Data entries
────────────────────

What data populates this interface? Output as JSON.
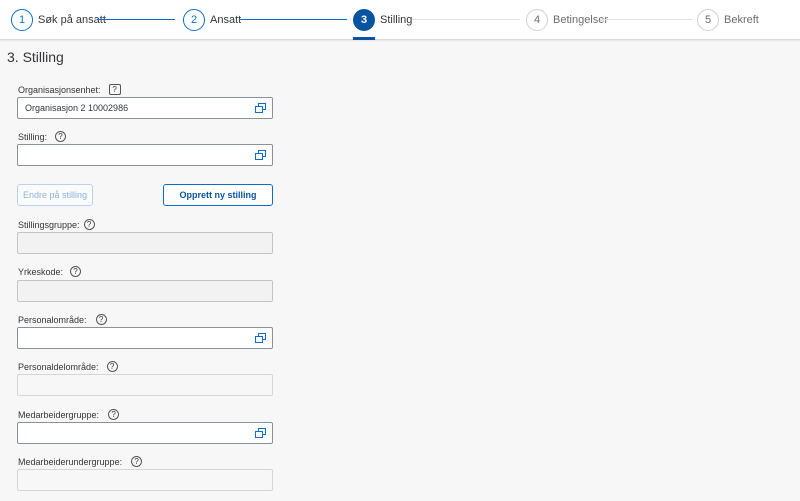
{
  "wizard": {
    "steps": [
      {
        "number": "1",
        "label": "Søk på ansatt",
        "state": "done"
      },
      {
        "number": "2",
        "label": "Ansatt",
        "state": "done"
      },
      {
        "number": "3",
        "label": "Stilling",
        "state": "current"
      },
      {
        "number": "4",
        "label": "Betingelser",
        "state": "future"
      },
      {
        "number": "5",
        "label": "Bekreft",
        "state": "future"
      }
    ]
  },
  "section": {
    "title": "3. Stilling"
  },
  "form": {
    "org_unit": {
      "label": "Organisasjonsenhet:",
      "value": "Organisasjon 2 10002986",
      "icon": "value-help-icon"
    },
    "position": {
      "label": "Stilling:",
      "value": "",
      "icon": "value-help-icon"
    },
    "buttons": {
      "edit_position": "Endre på stilling",
      "create_position": "Opprett ny stilling"
    },
    "position_group": {
      "label": "Stillingsgruppe:",
      "value": ""
    },
    "job_code": {
      "label": "Yrkeskode:",
      "value": ""
    },
    "personnel_area": {
      "label": "Personalområde:",
      "value": ""
    },
    "personnel_subarea": {
      "label": "Personaldelområde:",
      "value": ""
    },
    "employee_group": {
      "label": "Medarbeidergruppe:",
      "value": ""
    },
    "employee_subgroup": {
      "label": "Medarbeiderundergruppe:",
      "value": ""
    }
  },
  "help_glyph": "?",
  "colors": {
    "accent": "#0a6ed1",
    "current_step": "#0854a0",
    "background": "#f7f7f7"
  }
}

────────────────────

■ **What is being asked**
Write out the whole listing again, exactly, with no pictures.

■ **Exercise result**
What data populates this interface? Output as JSON.
{
  "wizard": {
    "steps": [
      {
        "number": "1",
        "label": "Søk på ansatt",
        "state": "done"
      },
      {
        "number": "2",
        "label": "Ansatt",
        "state": "done"
      },
      {
        "number": "3",
        "label": "Stilling",
        "state": "current"
      },
      {
        "number": "4",
        "label": "Betingelser",
        "state": "future"
      },
      {
        "number": "5",
        "label": "Bekreft",
        "state": "future"
      }
    ]
  },
  "section": {
    "title": "3. Stilling"
  },
  "form": {
    "org_unit": {
      "label": "Organisasjonsenhet:",
      "value": "Organisasjon 2 10002986",
      "icon": "value-help-icon"
    },
    "position": {
      "label": "Stilling:",
      "value": "",
      "icon": "value-help-icon"
    },
    "buttons": {
      "edit_position": "Endre på stilling",
      "create_position": "Opprett ny stilling"
    },
    "position_group": {
      "label": "Stillingsgruppe:",
      "value": ""
    },
    "job_code": {
      "label": "Yrkeskode:",
      "value": ""
    },
    "personnel_area": {
      "label": "Personalområde:",
      "value": ""
    },
    "personnel_subarea": {
      "label": "Personaldelområde:",
      "value": ""
    },
    "employee_group": {
      "label": "Medarbeidergruppe:",
      "value": ""
    },
    "employee_subgroup": {
      "label": "Medarbeiderundergruppe:",
      "value": ""
    }
  },
  "help_glyph": "?",
  "colors": {
    "accent": "#0a6ed1",
    "current_step": "#0854a0",
    "background": "#f7f7f7"
  }
}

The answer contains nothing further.